Brief 1:
From the text about WearWorks, repeat word for word the portion between "Who are they?" and "using only vibration.", inclusive.
Brief 2:
In the text about WearWorks, what is the name of the company's first product?
Brief 3:
Pick up the text about WearWorks after its last sentence and keep writing it.

Selected passage:
+ + + +

Who are they?
WearWorks is a design company that created haptic technology to deliver richer, safer, and more intuitive navigation experiences for individuals of all sights. This includes and is not limited to commuters, travelers, marathon runners, cyclists, skiers, the blind, and the visually impaired.
What are they doing?
Their first product, Wayband™ by WearWorks, is a wrist-wearable navigation device that guides individuals to a destination using only vibration.
WearWorks’ high-definition experiences deliver detailed and nuanced information using the sense of touch as a communications channel.
Current methods of navigation are heavily dependent on channels of visual and auditory communication.
For the blind, the existing ecosystem of the dog and cane helps with obstacle detection, not navigation. Initially, there is a complex process of learning how to find your way, which limits everyday experiences. Audio navigation detracts from one’s ability to listen to surrounding environments-a critical ingredient for safe and successful navigation.
For athletes, travelers, and adventurers, experiences like training for a marathon, skiing a black diamond, or visiting a foreign city could be smoother and more enjoyable.

+ + + +

Supplied information:
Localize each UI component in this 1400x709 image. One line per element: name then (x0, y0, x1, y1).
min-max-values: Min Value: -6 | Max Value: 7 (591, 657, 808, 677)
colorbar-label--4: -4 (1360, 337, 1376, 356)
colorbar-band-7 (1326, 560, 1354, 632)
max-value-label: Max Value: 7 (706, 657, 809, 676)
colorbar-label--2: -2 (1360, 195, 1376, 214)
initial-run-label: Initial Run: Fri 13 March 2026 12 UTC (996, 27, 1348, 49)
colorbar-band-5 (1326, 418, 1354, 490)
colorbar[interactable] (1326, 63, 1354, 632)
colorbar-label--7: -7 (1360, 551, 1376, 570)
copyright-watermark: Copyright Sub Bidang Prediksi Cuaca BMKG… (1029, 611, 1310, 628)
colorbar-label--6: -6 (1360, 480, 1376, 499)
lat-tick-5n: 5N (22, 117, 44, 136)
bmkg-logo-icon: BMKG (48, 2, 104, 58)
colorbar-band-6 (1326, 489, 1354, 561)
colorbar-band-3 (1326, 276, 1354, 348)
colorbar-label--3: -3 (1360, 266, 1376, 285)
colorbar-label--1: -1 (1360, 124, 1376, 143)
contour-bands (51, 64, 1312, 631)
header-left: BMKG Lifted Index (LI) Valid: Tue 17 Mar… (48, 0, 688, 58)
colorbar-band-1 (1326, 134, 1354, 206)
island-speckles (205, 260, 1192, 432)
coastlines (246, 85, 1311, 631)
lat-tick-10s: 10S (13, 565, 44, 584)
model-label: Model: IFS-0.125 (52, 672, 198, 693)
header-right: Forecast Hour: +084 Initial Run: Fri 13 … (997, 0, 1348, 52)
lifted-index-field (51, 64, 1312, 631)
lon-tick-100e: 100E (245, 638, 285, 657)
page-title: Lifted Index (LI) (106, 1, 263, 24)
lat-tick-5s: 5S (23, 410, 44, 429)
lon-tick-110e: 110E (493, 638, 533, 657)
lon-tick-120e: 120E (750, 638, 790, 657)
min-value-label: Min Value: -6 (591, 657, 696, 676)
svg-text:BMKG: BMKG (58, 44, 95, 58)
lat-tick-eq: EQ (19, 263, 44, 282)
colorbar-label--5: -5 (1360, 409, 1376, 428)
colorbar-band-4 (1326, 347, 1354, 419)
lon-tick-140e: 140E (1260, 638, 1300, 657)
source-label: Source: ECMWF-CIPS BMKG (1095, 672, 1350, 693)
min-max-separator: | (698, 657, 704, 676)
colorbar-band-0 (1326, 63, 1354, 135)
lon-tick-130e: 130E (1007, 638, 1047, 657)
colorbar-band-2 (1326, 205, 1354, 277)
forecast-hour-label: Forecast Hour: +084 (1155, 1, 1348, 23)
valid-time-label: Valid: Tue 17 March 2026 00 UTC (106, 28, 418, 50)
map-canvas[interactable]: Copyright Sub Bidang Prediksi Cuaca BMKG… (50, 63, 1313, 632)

+ + + +

Answer space 1:
Who are they?
WearWorks is a design company that created haptic technology to deliver richer, safer, and more intuitive navigation experiences for individuals of all sights. This includes and is not limited to commuters, travelers, marathon runners, cyclists, skiers, the blind, and the visually impaired.
What are they doing?
Their first product, Wayband™ by WearWorks, is a wrist-wearable navigation device that guides individuals to a destination using only vibration.

Answer space 2:
Wayband™ by WearWorks.

Answer space 3:
The Wayband uses their patented haptic technology to offer individuals a greater sense of independence, confidence, and freedom to explore.
How does it work?
WearWorks has developed a Haptic Language that is both deeply complex yet intuitive. Their patented Haptic Corridor™ gently orients an individual toward their destination with incremental tactile cues and turn-by-turn navigation along the way. Leveraging trusted mapping infrastructure and utilizing a custom app created specifically for both sighted and sightless screen interactions, the device connects with an individual’s smartphone and allows input through voice recognition and gestural controls.
WearWorks focuses on touch, a sense we can all utilize, to create an inclusive experience that goes beyond sight.
WayBand App – Tell the app where to go
The app is fully accessible for the Blind and Visually Impaired (BVI) and does not require vision to use.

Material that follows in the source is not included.